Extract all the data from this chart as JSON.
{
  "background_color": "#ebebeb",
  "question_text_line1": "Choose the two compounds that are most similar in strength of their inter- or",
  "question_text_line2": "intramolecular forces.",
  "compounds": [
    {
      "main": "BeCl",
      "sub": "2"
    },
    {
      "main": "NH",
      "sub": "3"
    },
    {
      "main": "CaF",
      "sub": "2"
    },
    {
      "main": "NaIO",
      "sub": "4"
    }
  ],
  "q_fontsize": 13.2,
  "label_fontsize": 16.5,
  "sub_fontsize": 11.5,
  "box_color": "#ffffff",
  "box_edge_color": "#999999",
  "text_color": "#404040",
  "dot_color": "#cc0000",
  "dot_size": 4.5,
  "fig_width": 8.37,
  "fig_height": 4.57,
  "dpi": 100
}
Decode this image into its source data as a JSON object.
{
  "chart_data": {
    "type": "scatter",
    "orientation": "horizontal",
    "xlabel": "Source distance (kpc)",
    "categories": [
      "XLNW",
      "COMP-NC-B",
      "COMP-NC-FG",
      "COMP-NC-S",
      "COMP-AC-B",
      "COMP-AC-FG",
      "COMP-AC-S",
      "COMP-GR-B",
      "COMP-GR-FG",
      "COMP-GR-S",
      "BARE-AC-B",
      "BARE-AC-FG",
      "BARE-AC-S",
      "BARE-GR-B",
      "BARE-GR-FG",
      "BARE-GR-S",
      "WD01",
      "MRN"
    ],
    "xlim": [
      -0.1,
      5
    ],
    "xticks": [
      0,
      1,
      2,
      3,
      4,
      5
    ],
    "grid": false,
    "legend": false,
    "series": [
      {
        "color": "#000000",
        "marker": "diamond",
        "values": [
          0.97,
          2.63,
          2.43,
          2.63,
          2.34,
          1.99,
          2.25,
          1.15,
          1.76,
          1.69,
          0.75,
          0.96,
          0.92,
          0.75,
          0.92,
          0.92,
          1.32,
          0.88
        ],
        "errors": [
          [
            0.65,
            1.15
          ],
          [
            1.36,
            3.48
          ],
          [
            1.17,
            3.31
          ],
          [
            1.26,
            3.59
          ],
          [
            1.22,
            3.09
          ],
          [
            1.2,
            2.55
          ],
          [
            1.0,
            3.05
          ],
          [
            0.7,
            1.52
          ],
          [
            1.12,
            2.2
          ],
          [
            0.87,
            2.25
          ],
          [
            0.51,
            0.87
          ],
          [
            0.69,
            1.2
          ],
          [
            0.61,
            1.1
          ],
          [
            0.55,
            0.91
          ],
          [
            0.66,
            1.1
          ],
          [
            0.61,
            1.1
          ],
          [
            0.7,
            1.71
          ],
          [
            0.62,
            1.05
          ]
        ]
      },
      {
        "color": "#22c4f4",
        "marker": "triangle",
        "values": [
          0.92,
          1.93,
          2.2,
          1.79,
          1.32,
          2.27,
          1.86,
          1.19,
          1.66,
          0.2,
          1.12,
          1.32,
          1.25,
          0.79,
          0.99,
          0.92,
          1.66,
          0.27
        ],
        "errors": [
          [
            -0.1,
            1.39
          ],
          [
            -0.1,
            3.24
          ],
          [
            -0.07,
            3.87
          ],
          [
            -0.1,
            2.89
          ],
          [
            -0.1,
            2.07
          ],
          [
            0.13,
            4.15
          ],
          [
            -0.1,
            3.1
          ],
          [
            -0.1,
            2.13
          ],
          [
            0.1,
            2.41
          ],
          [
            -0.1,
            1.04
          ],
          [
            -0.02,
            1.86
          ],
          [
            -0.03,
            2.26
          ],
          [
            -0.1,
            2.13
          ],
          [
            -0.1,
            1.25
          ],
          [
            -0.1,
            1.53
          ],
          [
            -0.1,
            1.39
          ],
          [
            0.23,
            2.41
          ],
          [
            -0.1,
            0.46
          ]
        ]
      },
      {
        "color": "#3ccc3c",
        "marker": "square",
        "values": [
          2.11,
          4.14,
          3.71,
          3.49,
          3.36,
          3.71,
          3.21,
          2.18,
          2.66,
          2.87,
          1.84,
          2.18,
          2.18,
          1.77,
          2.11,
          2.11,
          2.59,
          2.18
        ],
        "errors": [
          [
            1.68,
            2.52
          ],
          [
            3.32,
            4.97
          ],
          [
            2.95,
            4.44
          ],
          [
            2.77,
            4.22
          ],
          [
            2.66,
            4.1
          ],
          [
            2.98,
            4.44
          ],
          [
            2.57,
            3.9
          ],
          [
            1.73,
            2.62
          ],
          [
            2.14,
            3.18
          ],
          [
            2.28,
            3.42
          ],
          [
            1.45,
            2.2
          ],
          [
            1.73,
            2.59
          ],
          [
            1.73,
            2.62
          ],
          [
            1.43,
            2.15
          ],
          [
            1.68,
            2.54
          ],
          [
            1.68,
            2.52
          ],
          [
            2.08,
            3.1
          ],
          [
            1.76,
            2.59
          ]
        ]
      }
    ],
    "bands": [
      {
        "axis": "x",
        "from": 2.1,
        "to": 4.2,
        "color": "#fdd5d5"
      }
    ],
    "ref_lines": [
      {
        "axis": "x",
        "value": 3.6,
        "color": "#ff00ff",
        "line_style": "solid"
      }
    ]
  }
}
----------
Task: From the entries above, copy every line that holds the word "compounds".

Exercise answer:
  "question_text_line1": "Choose the two compounds that are most similar in strength of their inter- or",
  "compounds": [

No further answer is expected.